Records:
════

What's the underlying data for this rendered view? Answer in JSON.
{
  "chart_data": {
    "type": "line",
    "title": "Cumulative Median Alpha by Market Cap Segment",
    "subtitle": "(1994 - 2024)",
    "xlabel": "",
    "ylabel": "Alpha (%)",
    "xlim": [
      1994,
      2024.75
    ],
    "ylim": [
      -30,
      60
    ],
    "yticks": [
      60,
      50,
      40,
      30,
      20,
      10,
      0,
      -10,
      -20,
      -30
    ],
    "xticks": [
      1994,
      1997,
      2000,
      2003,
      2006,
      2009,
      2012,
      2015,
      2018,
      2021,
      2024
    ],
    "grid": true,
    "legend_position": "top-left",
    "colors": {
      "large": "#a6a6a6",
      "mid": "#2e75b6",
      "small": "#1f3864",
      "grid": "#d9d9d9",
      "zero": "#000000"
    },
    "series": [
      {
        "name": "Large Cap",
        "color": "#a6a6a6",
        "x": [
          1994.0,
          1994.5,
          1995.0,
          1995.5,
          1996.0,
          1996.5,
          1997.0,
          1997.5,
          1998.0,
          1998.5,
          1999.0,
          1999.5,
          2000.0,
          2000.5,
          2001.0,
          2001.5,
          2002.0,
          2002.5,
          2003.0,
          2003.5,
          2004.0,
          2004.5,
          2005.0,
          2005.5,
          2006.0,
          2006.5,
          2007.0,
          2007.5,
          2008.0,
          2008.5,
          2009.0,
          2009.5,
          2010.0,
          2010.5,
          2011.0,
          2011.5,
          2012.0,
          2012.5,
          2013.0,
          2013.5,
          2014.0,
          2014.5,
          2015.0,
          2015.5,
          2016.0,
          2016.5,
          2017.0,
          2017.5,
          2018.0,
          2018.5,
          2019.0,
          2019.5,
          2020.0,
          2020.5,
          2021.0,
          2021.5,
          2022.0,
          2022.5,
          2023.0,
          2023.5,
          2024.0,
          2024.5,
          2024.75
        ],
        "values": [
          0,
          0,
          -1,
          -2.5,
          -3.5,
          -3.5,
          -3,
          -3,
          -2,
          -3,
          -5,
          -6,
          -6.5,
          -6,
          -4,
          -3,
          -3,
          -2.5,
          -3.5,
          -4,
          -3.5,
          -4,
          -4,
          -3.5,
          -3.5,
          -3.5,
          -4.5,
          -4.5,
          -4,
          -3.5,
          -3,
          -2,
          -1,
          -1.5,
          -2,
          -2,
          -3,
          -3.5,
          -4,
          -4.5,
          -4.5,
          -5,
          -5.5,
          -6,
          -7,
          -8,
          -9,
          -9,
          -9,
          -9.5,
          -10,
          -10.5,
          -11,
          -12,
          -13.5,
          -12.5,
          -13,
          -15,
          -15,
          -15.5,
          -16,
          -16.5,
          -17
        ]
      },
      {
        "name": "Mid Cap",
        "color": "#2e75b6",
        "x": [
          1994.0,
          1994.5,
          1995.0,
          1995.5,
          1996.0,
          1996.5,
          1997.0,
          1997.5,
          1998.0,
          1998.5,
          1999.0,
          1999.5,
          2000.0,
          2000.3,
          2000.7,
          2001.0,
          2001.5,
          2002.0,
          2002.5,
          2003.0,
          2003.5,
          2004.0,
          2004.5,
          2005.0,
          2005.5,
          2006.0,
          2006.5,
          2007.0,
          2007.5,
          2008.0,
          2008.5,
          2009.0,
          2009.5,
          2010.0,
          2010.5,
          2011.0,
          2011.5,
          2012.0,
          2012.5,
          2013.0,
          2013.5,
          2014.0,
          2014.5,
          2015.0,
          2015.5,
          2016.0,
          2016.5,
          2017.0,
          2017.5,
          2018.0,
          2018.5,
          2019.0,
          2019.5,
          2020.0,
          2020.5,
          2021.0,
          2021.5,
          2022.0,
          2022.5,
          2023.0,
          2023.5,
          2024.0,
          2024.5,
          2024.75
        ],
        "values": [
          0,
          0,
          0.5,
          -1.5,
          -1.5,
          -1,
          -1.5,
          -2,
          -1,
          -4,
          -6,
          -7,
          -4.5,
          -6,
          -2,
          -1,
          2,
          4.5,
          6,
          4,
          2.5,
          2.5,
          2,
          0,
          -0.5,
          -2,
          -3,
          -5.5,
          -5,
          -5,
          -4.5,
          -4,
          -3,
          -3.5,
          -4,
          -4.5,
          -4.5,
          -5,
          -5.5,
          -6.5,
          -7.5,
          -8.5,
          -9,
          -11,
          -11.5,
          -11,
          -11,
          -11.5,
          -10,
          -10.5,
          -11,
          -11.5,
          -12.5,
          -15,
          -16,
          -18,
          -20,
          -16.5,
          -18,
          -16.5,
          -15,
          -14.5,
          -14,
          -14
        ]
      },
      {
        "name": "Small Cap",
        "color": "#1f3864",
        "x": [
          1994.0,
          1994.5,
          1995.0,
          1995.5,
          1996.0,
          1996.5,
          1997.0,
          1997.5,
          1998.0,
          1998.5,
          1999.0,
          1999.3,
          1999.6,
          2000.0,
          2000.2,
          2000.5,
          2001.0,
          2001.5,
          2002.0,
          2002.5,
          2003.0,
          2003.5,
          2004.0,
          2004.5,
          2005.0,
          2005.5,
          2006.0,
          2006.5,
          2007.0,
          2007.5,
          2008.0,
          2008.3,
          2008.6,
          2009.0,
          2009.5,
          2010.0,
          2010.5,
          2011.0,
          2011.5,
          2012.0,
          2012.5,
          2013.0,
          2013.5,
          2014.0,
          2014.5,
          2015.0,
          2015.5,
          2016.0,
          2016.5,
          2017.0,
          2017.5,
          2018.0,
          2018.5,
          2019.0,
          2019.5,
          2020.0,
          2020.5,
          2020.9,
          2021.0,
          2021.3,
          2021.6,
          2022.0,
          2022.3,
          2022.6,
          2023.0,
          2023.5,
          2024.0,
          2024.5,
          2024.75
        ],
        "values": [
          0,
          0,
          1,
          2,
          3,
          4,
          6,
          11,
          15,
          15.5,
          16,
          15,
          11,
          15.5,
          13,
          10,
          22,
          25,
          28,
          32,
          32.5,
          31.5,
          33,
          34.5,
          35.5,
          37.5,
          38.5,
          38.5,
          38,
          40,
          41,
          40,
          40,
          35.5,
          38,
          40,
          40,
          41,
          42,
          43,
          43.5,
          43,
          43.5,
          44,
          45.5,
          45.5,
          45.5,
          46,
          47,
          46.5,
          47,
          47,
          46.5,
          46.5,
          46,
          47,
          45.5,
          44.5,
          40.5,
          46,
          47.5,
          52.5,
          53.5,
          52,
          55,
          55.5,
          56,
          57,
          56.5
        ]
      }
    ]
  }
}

════

Pull out every line above that holds the word "name".

        "name": "Large Cap",
        "name": "Mid Cap",
        "name": "Small Cap",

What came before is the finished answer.